Recorded data:
+ + + + + + +

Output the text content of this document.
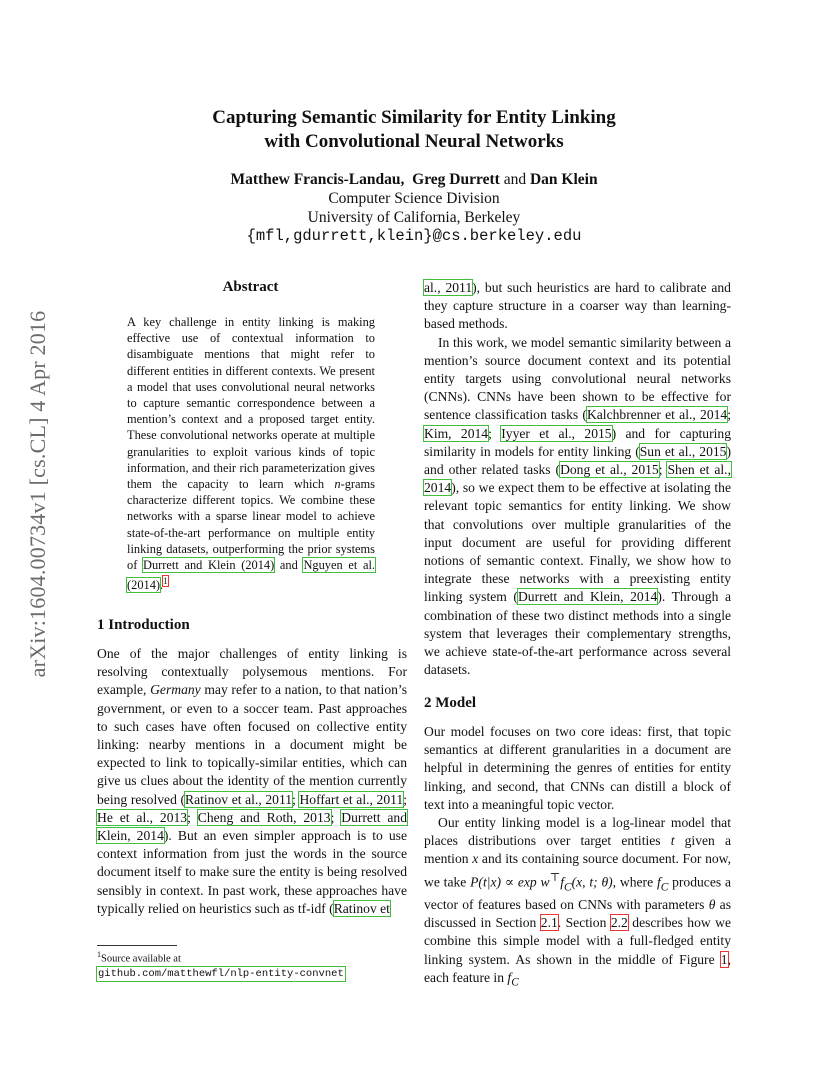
arXiv:1604.00734v1 [cs.CL] 4 Apr 2016
Capturing Semantic Similarity for Entity Linking
with Convolutional Neural Networks
Matthew Francis-Landau, Greg Durrett and Dan Klein
Computer Science Division
University of California, Berkeley
{mfl,gdurrett,klein}@cs.berkeley.edu
Abstract
A key challenge in entity linking is making effective use of contextual information to disambiguate mentions that might refer to different entities in different contexts. We present a model that uses convolutional neural networks to capture semantic correspondence between a mention’s context and a proposed target entity. These convolutional networks operate at multiple granularities to exploit various kinds of topic information, and their rich parameterization gives them the capacity to learn which n-grams characterize different topics. We combine these networks with a sparse linear model to achieve state-of-the-art performance on multiple entity linking datasets, outperforming the prior systems of Durrett and Klein (2014) and Nguyen et al. (2014).$^1$
1 Introduction

One of the major challenges of entity linking is resolving contextually polysemous mentions. For example, Germany may refer to a nation, to that nation’s government, or even to a soccer team. Past approaches to such cases have often focused on collective entity linking: nearby mentions in a document might be expected to link to topically-similar entities, which can give us clues about the identity of the mention currently being resolved (Ratinov et al., 2011; Hoffart et al., 2011; He et al., 2013; Cheng and Roth, 2013; Durrett and Klein, 2014). But an even simpler approach is to use context information from just the words in the source document itself to make sure the entity is being resolved sensibly in context. In past work, these approaches have typically relied on heuristics such as tf-idf (Ratinov et

$^1$Source available at
github.com/matthewfl/nlp-entity-convnet

al., 2011), but such heuristics are hard to calibrate and they capture structure in a coarser way than learning-based methods.

In this work, we model semantic similarity between a mention’s source document context and its potential entity targets using convolutional neural networks (CNNs). CNNs have been shown to be effective for sentence classification tasks (Kalchbrenner et al., 2014; Kim, 2014; Iyyer et al., 2015) and for capturing similarity in models for entity linking (Sun et al., 2015) and other related tasks (Dong et al., 2015; Shen et al., 2014), so we expect them to be effective at isolating the relevant topic semantics for entity linking. We show that convolutions over multiple granularities of the input document are useful for providing different notions of semantic context. Finally, we show how to integrate these networks with a preexisting entity linking system (Durrett and Klein, 2014). Through a combination of these two distinct methods into a single system that leverages their complementary strengths, we achieve state-of-the-art performance across several datasets.

2 Model

Our model focuses on two core ideas: first, that topic semantics at different granularities in a document are helpful in determining the genres of entities for entity linking, and second, that CNNs can distill a block of text into a meaningful topic vector.

Our entity linking model is a log-linear model that places distributions over target entities t given a mention x and its containing source document. For now, we take $P(t|x) \propto \exp w^⊤f_C(x$, t; θ), where $f_C$ produces a vector of features based on CNNs with parameters θ as discussed in Section 2.1. Section 2.2 describes how we combine this simple model with a full-fledged entity linking system. As shown in the middle of Figure 1, each feature in $f_C$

+ + + + + + +

TASK OBJECTIVE: All of the data above should be quoted exactly, except for the pictures.

ANSWER TO THE TASK:
Output the text content of this document.
arXiv:1604.00734v1 [cs.CL] 4 Apr 2016
Capturing Semantic Similarity for Entity Linking
with Convolutional Neural Networks
Matthew Francis-Landau, Greg Durrett and Dan Klein
Computer Science Division
University of California, Berkeley
{mfl,gdurrett,klein}@cs.berkeley.edu
Abstract
A key challenge in entity linking is making effective use of contextual information to disambiguate mentions that might refer to different entities in different contexts. We present a model that uses convolutional neural networks to capture semantic correspondence between a mention’s context and a proposed target entity. These convolutional networks operate at multiple granularities to exploit various kinds of topic information, and their rich parameterization gives them the capacity to learn which n-grams characterize different topics. We combine these networks with a sparse linear model to achieve state-of-the-art performance on multiple entity linking datasets, outperforming the prior systems of Durrett and Klein (2014) and Nguyen et al. (2014).$^1$
1 Introduction

One of the major challenges of entity linking is resolving contextually polysemous mentions. For example, Germany may refer to a nation, to that nation’s government, or even to a soccer team. Past approaches to such cases have often focused on collective entity linking: nearby mentions in a document might be expected to link to topically-similar entities, which can give us clues about the identity of the mention currently being resolved (Ratinov et al., 2011; Hoffart et al., 2011; He et al., 2013; Cheng and Roth, 2013; Durrett and Klein, 2014). But an even simpler approach is to use context information from just the words in the source document itself to make sure the entity is being resolved sensibly in context. In past work, these approaches have typically relied on heuristics such as tf-idf (Ratinov et

$^1$Source available at
github.com/matthewfl/nlp-entity-convnet

al., 2011), but such heuristics are hard to calibrate and they capture structure in a coarser way than learning-based methods.

In this work, we model semantic similarity between a mention’s source document context and its potential entity targets using convolutional neural networks (CNNs). CNNs have been shown to be effective for sentence classification tasks (Kalchbrenner et al., 2014; Kim, 2014; Iyyer et al., 2015) and for capturing similarity in models for entity linking (Sun et al., 2015) and other related tasks (Dong et al., 2015; Shen et al., 2014), so we expect them to be effective at isolating the relevant topic semantics for entity linking. We show that convolutions over multiple granularities of the input document are useful for providing different notions of semantic context. Finally, we show how to integrate these networks with a preexisting entity linking system (Durrett and Klein, 2014). Through a combination of these two distinct methods into a single system that leverages their complementary strengths, we achieve state-of-the-art performance across several datasets.

2 Model

Our model focuses on two core ideas: first, that topic semantics at different granularities in a document are helpful in determining the genres of entities for entity linking, and second, that CNNs can distill a block of text into a meaningful topic vector.

Our entity linking model is a log-linear model that places distributions over target entities t given a mention x and its containing source document. For now, we take $P(t|x) \propto \exp w^⊤f_C(x$, t; θ), where $f_C$ produces a vector of features based on CNNs with parameters θ as discussed in Section 2.1. Section 2.2 describes how we combine this simple model with a full-fledged entity linking system. As shown in the middle of Figure 1, each feature in $f_C$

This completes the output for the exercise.